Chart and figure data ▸
* * * *

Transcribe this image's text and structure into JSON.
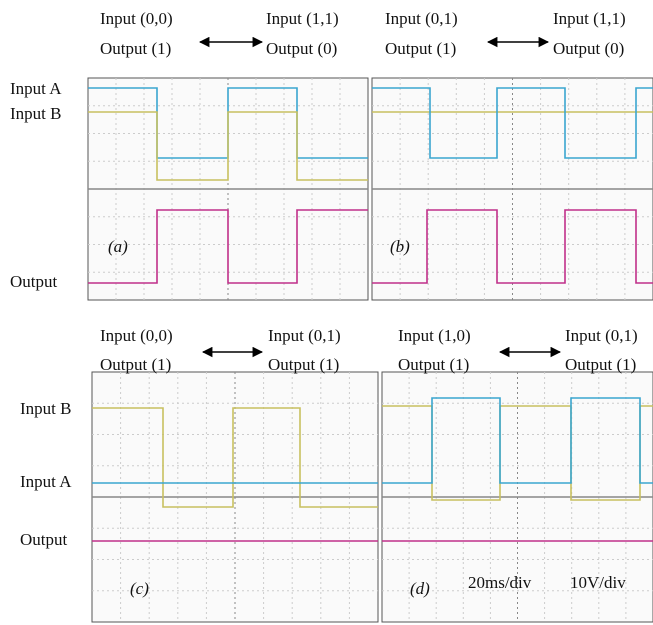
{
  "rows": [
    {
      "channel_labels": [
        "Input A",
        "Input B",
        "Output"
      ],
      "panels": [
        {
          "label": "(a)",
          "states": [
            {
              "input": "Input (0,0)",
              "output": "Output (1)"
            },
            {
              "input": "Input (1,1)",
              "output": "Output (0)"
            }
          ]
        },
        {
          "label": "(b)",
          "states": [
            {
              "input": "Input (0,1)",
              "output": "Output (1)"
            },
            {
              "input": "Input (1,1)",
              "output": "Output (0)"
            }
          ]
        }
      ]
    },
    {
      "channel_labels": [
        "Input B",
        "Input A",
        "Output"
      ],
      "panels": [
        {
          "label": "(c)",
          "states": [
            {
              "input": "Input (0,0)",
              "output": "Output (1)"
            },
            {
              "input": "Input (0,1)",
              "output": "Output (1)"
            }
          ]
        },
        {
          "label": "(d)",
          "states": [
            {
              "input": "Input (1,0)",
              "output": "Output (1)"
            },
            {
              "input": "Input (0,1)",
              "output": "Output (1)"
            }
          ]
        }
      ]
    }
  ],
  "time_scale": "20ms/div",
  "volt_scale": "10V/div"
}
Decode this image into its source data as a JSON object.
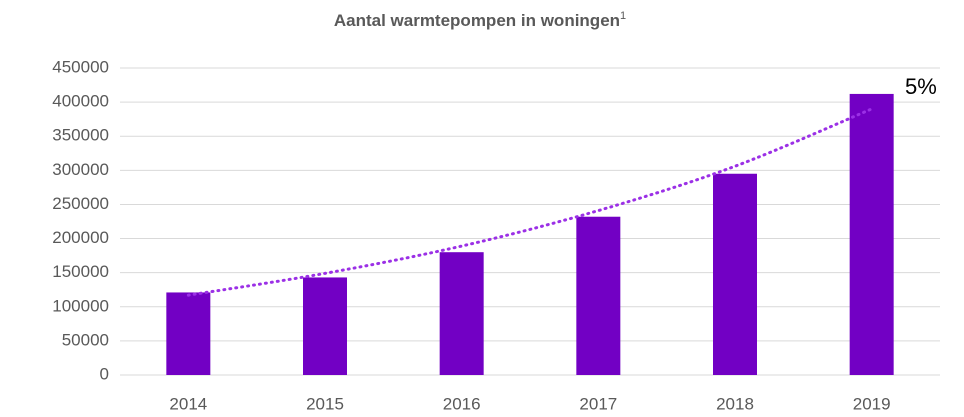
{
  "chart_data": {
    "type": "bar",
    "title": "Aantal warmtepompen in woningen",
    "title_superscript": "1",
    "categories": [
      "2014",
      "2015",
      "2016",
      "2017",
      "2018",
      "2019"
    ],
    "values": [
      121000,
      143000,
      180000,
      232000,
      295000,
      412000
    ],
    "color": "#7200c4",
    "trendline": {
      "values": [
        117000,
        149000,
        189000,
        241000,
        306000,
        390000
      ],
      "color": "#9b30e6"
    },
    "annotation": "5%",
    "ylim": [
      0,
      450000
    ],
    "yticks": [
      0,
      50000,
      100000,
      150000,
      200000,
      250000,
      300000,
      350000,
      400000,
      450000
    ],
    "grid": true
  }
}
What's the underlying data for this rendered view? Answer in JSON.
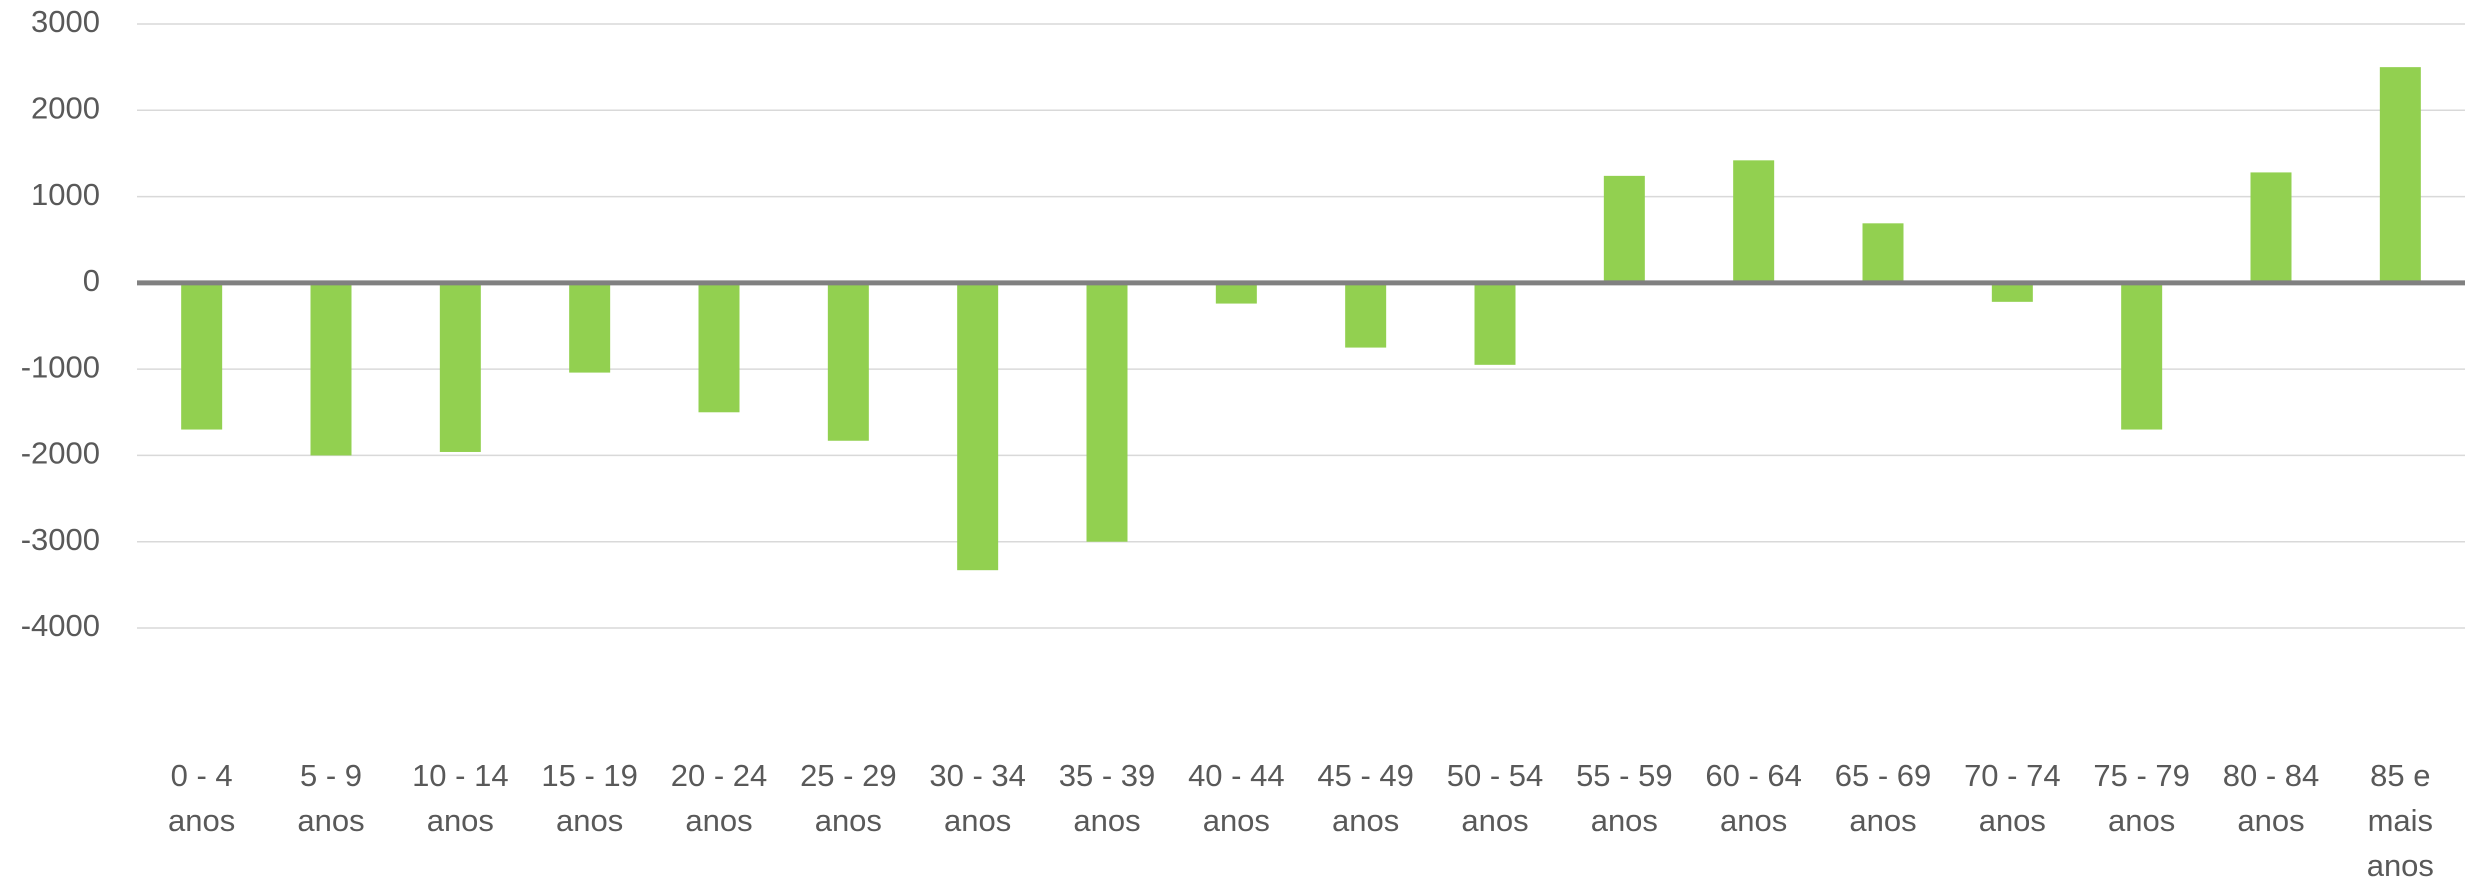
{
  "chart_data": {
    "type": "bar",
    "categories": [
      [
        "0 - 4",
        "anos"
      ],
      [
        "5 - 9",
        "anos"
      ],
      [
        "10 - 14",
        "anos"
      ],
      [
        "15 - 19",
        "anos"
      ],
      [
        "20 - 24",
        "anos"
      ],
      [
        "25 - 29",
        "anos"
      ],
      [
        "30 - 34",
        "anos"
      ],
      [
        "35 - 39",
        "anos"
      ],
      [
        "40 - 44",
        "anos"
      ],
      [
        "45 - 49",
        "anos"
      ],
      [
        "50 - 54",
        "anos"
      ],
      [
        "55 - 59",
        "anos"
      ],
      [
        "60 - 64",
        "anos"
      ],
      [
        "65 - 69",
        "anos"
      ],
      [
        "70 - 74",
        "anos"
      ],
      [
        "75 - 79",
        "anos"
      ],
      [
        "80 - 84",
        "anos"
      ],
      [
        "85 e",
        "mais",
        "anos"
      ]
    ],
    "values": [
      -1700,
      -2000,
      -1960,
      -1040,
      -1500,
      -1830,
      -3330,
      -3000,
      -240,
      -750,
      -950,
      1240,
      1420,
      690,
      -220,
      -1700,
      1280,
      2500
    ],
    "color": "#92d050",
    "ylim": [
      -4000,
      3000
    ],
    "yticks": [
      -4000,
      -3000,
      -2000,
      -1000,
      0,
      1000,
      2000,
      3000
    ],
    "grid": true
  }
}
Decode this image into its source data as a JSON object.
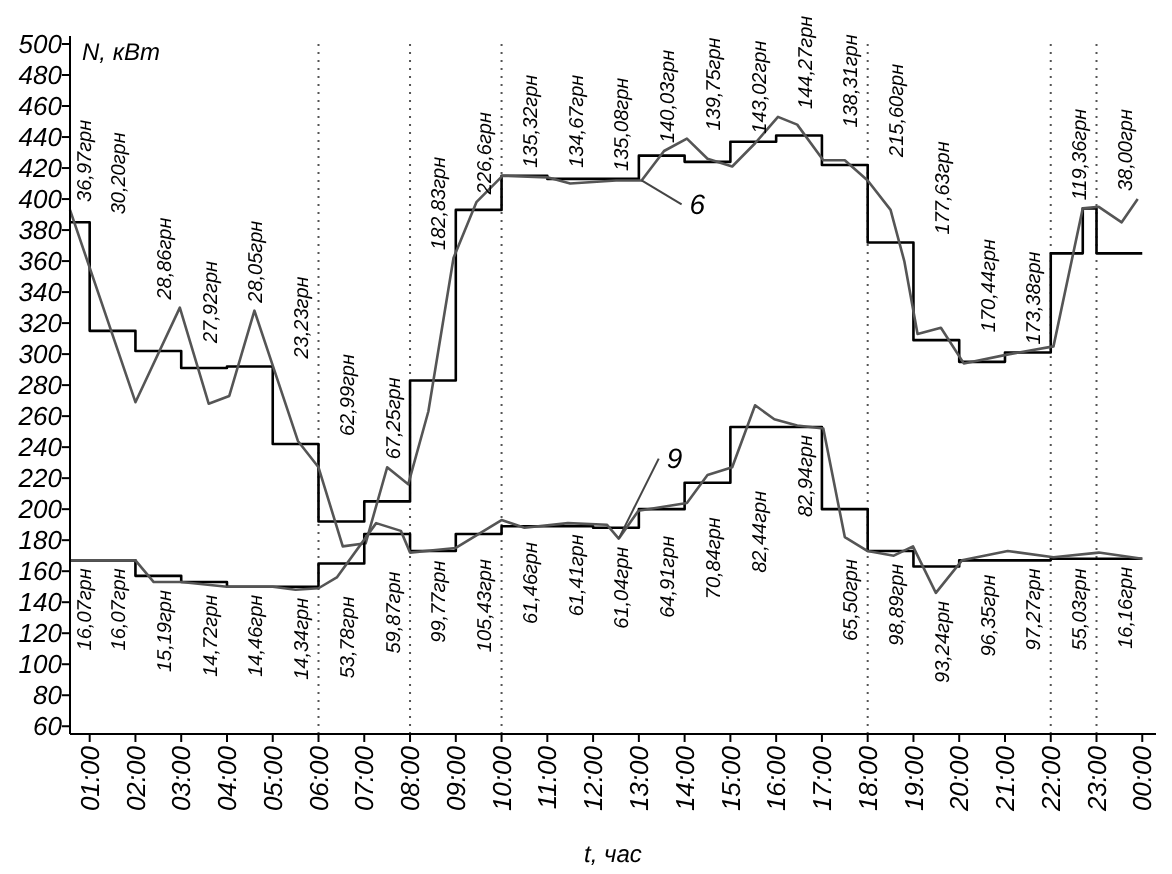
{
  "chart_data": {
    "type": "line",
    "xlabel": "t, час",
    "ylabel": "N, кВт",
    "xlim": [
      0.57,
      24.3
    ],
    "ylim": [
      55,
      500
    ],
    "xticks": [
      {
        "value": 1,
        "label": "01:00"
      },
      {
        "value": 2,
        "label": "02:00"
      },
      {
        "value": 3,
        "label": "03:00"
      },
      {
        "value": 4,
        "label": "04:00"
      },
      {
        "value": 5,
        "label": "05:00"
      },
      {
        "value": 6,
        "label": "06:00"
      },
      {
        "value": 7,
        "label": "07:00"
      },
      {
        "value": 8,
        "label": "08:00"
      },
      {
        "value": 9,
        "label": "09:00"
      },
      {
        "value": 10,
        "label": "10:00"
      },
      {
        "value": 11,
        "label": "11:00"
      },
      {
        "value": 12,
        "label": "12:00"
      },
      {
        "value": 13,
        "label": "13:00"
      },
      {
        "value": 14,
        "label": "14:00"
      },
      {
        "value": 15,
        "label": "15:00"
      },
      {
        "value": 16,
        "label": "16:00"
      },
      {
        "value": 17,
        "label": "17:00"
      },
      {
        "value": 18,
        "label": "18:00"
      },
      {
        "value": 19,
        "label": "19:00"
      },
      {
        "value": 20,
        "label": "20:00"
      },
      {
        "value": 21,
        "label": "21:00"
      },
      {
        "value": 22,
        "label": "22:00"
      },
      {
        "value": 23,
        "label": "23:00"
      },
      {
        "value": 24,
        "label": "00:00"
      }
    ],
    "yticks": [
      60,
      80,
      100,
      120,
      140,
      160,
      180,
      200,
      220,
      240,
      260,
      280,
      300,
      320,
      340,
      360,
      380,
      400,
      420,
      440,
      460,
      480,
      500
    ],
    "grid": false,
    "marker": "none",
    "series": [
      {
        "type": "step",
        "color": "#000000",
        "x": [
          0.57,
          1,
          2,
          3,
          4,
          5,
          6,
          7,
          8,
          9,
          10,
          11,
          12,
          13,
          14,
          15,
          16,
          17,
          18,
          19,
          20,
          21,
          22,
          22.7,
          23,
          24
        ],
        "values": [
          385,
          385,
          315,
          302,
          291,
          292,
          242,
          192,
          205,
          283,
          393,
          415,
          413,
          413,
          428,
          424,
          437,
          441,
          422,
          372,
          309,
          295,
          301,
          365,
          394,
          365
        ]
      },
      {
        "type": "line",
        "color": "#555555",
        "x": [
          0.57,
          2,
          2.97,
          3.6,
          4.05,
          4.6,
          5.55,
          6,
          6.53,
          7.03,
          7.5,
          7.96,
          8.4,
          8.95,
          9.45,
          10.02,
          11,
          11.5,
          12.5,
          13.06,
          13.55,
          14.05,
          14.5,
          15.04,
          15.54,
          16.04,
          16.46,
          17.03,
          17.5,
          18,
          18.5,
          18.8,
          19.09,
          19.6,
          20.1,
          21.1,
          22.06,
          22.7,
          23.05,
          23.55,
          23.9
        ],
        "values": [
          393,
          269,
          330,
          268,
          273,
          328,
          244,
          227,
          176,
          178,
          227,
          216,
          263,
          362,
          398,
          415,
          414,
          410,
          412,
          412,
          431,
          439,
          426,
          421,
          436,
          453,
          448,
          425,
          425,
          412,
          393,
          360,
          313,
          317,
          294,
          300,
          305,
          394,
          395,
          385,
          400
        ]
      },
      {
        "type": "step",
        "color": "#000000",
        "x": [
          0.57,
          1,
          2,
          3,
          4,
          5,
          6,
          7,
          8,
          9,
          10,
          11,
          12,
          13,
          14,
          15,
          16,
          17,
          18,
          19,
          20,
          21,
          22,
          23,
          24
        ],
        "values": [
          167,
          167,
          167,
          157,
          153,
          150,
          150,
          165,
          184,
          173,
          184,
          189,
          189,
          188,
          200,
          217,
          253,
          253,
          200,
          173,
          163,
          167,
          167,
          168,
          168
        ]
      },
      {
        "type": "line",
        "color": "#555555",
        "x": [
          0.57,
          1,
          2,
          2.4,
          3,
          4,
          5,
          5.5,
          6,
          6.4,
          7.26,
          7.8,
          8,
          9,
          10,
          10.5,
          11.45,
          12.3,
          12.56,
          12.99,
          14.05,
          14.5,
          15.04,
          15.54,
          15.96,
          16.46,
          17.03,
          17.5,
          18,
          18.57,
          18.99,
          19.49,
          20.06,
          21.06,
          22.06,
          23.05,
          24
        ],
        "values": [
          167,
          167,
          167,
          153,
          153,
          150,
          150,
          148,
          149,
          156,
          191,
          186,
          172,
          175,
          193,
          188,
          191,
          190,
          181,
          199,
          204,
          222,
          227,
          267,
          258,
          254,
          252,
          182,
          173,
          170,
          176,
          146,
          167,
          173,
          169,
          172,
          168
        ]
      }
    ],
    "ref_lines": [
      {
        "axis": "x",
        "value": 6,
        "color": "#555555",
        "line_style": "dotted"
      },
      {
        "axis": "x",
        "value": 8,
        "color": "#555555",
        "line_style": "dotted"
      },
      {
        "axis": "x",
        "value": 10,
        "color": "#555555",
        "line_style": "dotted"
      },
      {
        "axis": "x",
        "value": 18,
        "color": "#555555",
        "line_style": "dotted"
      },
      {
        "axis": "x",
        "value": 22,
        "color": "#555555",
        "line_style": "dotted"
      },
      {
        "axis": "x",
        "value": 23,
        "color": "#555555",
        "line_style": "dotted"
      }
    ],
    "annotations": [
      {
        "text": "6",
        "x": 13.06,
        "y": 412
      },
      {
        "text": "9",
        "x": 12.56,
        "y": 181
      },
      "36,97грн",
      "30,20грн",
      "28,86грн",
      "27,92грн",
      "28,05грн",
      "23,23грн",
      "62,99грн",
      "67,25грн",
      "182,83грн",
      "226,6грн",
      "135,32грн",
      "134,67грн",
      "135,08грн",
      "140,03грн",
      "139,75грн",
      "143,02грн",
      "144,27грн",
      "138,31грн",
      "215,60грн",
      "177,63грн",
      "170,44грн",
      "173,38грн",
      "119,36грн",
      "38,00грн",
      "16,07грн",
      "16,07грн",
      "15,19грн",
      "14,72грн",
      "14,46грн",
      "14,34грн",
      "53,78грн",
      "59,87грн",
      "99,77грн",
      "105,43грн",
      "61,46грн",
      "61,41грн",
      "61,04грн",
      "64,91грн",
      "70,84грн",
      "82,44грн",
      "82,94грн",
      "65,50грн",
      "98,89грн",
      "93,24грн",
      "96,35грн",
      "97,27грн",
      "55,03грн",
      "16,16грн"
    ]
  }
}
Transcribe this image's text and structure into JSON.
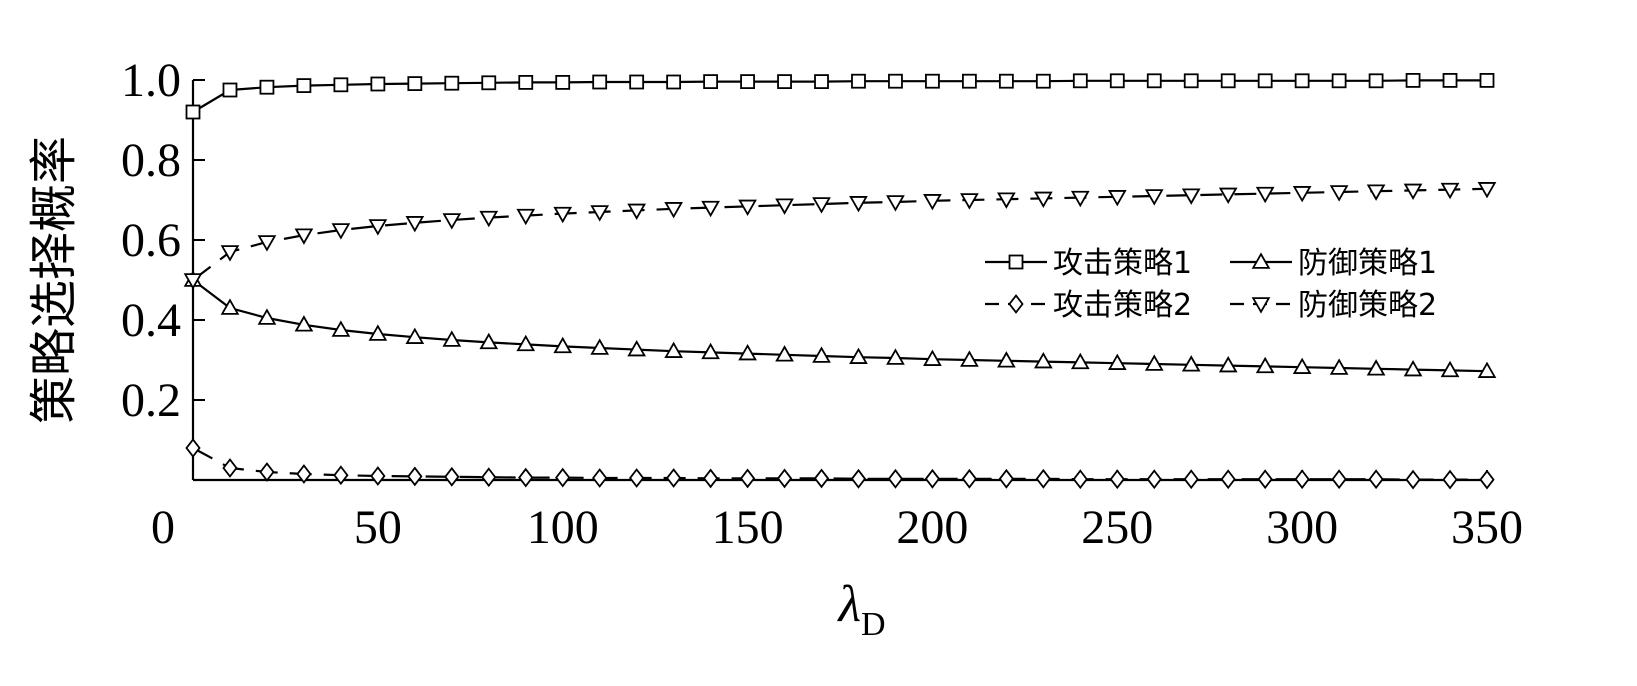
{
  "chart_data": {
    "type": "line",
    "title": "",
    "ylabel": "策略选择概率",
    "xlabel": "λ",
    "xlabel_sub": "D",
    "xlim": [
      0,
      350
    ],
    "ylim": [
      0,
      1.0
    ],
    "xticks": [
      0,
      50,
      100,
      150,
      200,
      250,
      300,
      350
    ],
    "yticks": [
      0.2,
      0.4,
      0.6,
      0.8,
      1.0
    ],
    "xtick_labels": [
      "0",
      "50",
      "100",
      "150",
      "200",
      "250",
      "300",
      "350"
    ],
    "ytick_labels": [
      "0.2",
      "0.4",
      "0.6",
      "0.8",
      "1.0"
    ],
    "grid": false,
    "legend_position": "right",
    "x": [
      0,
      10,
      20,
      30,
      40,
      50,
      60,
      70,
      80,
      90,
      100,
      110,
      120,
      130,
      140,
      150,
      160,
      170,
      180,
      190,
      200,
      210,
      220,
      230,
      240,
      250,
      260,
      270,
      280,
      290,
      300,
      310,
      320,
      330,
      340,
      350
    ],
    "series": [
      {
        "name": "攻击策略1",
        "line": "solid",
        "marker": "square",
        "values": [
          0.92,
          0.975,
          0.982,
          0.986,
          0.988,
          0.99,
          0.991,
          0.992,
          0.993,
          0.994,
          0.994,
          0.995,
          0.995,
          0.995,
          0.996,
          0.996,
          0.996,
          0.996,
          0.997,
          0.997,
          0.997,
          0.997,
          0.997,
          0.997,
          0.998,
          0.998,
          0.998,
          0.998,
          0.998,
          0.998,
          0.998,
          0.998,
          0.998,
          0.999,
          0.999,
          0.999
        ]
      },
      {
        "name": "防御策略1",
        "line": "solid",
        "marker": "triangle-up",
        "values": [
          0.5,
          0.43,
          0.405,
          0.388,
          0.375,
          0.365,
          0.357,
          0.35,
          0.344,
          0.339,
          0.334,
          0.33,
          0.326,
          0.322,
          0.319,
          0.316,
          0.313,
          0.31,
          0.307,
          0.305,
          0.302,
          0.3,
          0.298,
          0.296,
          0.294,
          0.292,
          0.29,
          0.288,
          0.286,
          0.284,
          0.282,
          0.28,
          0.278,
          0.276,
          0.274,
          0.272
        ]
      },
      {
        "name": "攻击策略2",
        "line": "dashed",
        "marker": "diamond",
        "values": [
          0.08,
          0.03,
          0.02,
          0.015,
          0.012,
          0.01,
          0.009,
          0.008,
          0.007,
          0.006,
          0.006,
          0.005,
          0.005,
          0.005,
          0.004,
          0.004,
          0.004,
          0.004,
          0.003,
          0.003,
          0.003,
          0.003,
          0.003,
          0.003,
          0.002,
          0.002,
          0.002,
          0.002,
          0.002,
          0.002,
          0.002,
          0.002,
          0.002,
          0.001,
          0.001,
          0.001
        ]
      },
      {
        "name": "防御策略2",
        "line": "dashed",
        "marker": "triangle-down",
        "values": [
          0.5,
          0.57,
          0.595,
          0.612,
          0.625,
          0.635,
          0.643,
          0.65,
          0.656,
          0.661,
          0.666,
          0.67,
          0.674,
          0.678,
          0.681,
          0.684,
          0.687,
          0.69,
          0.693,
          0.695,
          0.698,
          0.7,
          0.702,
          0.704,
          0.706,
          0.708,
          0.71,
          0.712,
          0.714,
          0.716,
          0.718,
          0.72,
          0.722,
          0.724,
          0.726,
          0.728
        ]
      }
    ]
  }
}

* * * *

Instruction ▸ Copy out every line with the word "name".

Solution for this problem ▸
        "name": "攻击策略1",
        "name": "防御策略1",
        "name": "攻击策略2",
        "name": "防御策略2",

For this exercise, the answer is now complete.